▶ [WHAT IS ASKED]
Reproduce every line of the material below, but drop the pictures.

--------

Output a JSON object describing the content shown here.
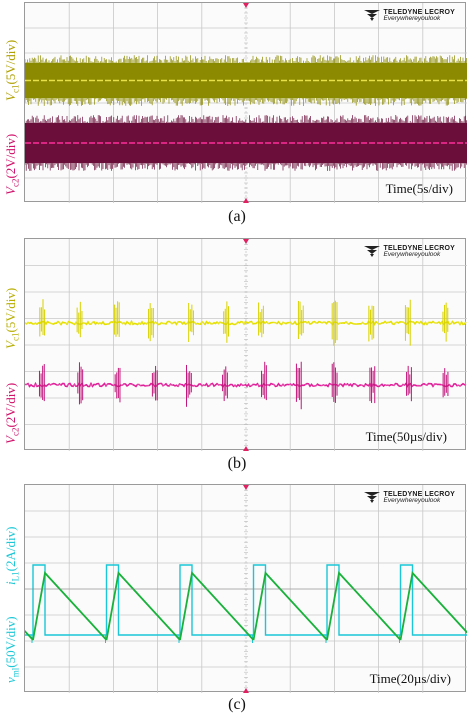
{
  "brand": {
    "name": "TELEDYNE LECROY",
    "tagline": "Everywhereyoulook"
  },
  "panels": [
    {
      "caption": "(a)",
      "time_label": "Time(5s/div)",
      "channels": [
        {
          "label_main": "V",
          "label_sub": "c1",
          "label_unit": "(5V/div)",
          "color": "#8b8a00",
          "line_color": "#e8e04a"
        },
        {
          "label_main": "V",
          "label_sub": "c2",
          "label_unit": "(2V/div)",
          "color": "#6b0f3a",
          "line_color": "#ff2f9a"
        }
      ]
    },
    {
      "caption": "(b)",
      "time_label": "Time(50µs/div)",
      "channels": [
        {
          "label_main": "V",
          "label_sub": "c1",
          "label_unit": "(5V/div)",
          "color": "#d8d200",
          "line_color": "#e6e000"
        },
        {
          "label_main": "V",
          "label_sub": "c2",
          "label_unit": "(2V/div)",
          "color": "#c0147a",
          "line_color": "#e0209a"
        }
      ]
    },
    {
      "caption": "(c)",
      "time_label": "Time(20µs/div)",
      "channels": [
        {
          "label_main": "i",
          "label_sub": "L1",
          "label_unit": "(2A/div)",
          "color": "#18b23a",
          "line_color": "#20c040"
        },
        {
          "label_main": "v",
          "label_sub": "ml",
          "label_unit": "(50V/div)",
          "color": "#19c7d6",
          "line_color": "#19c7d6"
        }
      ]
    }
  ],
  "colors": {
    "grid": "#c8c8c8",
    "frame": "#9a9a9a",
    "marker": "#e02060"
  }
}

--------

▶ [TASK SOLUTION]
Output a JSON object describing the content shown here.
{
  "brand": {
    "name": "TELEDYNE LECROY",
    "tagline": "Everywhereyoulook"
  },
  "panels": [
    {
      "caption": "(a)",
      "time_label": "Time(5s/div)",
      "channels": [
        {
          "label_main": "V",
          "label_sub": "c1",
          "label_unit": "(5V/div)",
          "color": "#8b8a00",
          "line_color": "#e8e04a"
        },
        {
          "label_main": "V",
          "label_sub": "c2",
          "label_unit": "(2V/div)",
          "color": "#6b0f3a",
          "line_color": "#ff2f9a"
        }
      ]
    },
    {
      "caption": "(b)",
      "time_label": "Time(50µs/div)",
      "channels": [
        {
          "label_main": "V",
          "label_sub": "c1",
          "label_unit": "(5V/div)",
          "color": "#d8d200",
          "line_color": "#e6e000"
        },
        {
          "label_main": "V",
          "label_sub": "c2",
          "label_unit": "(2V/div)",
          "color": "#c0147a",
          "line_color": "#e0209a"
        }
      ]
    },
    {
      "caption": "(c)",
      "time_label": "Time(20µs/div)",
      "channels": [
        {
          "label_main": "i",
          "label_sub": "L1",
          "label_unit": "(2A/div)",
          "color": "#18b23a",
          "line_color": "#20c040"
        },
        {
          "label_main": "v",
          "label_sub": "ml",
          "label_unit": "(50V/div)",
          "color": "#19c7d6",
          "line_color": "#19c7d6"
        }
      ]
    }
  ],
  "colors": {
    "grid": "#c8c8c8",
    "frame": "#9a9a9a",
    "marker": "#e02060"
  }
}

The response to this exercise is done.